TEXTO CITADO:
El director ejecutivo de Industria y Desarrollo, Diego Coatz, advirtió sobre el complejo escenario que atraviesa actualmente la industria argentina y alertó por la caída sostenida de la actividad, la pérdida de empleo formal y el impacto de la crisis internacional sobre el sector productivo nacional.
El economista sostuvo que, pese a algunos indicadores positivos registrados en marzo, la tendencia general continúa siendo negativa y adelantó que abril volvería a reflejar una retracción en distintos sectores industriales.
“La actividad viene en caída con sectores muy golpeados y con un empleo que, si uno suma el directo y el indirecto, está casi 75 mil puestos abajo que hace un año. Estamos hablando de que se pierden nueve empleos por hora”, afirmó.
Coatz explicó que la utilización de la capacidad instalada industrial se mantiene por debajo del 60%, ubicándose actualmente en torno al 59,8%, un dato que refleja el bajo nivel de producción en gran parte de las fábricas del país.
Además, señaló que en el último año ya se perdieron alrededor de 42 mil puestos industriales formales y remarcó que el sector todavía se encuentra muy lejos de los niveles de actividad registrados en años anteriores.
“Desde febrero del año pasado cayó 4% y todavía está más de 10% abajo de los niveles de 2022 y también de 2017. Más allá de esta mejora de marzo, los números son malos”, sostuvo.
Según explicó, los primeros datos vinculados a sectores como la construcción, la industria automotriz y la producción de cemento ya anticiparían un nuevo retroceso para abril.
“La situación es preocupante”, resumió.
El especialista también alertó sobre el deterioro estructural del mercado laboral y consideró que la pérdida de empleo formal impacta directamente sobre la clase media argentina.
“Argentina está entrando en la trampa latinoamericana, donde el sector informal de la economía, con menos salarios, menos productividad y menores ingresos, se va comiendo como Pacman al sector formal”, describió.
“El sector formal, que básicamente es el que genera una clase media más importante, se viene achicando fuertemente”, agregó.

TAREA ASIGNADA:
Responde estas preguntas con lo que dice el texto sobre la industria argentina:
1. ¿En qué valor aproximado está hoy la utilización de la capacidad instalada industrial?
2. ¿Cuántos puestos industriales formales se perdieron en el último año, según Coatz?
3. ¿Qué sectores dan los primeros datos que anticiparían un nuevo retroceso en abril?

DATOS PARA ANALIZAR:
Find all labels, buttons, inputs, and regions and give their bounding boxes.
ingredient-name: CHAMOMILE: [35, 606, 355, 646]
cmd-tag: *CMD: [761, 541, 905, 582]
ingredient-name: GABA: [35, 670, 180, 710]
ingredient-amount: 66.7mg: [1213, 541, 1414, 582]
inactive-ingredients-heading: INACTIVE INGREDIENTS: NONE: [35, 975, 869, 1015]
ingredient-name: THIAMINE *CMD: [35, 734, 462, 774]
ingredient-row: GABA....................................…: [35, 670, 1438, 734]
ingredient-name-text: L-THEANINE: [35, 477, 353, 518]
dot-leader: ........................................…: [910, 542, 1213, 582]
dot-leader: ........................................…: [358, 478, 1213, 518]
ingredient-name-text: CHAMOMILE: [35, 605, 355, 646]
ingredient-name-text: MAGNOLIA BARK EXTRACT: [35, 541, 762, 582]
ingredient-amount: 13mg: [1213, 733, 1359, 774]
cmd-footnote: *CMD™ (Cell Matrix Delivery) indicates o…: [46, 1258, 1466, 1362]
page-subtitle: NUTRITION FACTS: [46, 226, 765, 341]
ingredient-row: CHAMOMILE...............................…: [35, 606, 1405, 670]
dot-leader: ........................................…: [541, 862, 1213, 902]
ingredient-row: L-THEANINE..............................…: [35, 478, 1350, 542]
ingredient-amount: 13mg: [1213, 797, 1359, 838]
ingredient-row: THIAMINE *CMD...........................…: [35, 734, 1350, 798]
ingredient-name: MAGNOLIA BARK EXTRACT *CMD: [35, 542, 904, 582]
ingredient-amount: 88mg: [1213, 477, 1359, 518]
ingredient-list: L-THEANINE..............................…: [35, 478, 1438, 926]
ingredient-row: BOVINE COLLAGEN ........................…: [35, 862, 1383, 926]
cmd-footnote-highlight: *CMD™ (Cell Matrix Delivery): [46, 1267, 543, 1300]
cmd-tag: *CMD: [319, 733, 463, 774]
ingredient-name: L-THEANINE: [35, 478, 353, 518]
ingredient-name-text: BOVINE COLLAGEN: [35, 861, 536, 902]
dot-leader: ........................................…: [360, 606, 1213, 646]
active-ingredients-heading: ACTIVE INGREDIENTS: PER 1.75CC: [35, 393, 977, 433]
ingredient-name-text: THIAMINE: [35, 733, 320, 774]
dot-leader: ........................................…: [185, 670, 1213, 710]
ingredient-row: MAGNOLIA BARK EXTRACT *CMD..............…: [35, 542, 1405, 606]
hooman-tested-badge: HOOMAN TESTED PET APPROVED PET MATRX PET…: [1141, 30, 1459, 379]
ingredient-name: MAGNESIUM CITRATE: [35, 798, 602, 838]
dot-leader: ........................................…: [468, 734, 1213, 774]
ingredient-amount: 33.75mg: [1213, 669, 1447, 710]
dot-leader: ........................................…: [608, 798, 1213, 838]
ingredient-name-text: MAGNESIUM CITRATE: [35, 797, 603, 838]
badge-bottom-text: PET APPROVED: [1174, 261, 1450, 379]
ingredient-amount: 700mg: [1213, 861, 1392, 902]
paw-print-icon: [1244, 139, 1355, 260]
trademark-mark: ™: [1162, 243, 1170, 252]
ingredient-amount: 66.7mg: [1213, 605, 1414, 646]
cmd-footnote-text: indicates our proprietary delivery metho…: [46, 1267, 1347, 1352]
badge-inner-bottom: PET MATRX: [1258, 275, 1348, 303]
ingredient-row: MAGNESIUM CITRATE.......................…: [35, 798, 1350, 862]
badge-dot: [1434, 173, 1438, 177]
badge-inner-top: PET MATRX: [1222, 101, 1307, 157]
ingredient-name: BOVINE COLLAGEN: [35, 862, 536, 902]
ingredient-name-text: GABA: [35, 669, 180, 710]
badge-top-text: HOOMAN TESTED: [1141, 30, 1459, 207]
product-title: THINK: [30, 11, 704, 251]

SOLUCIÓN DEL EJERCICIO:
1. En torno al 59,8%.
2. Alrededor de 42 mil.
3. La construcción, la industria automotriz y la producción de cemento.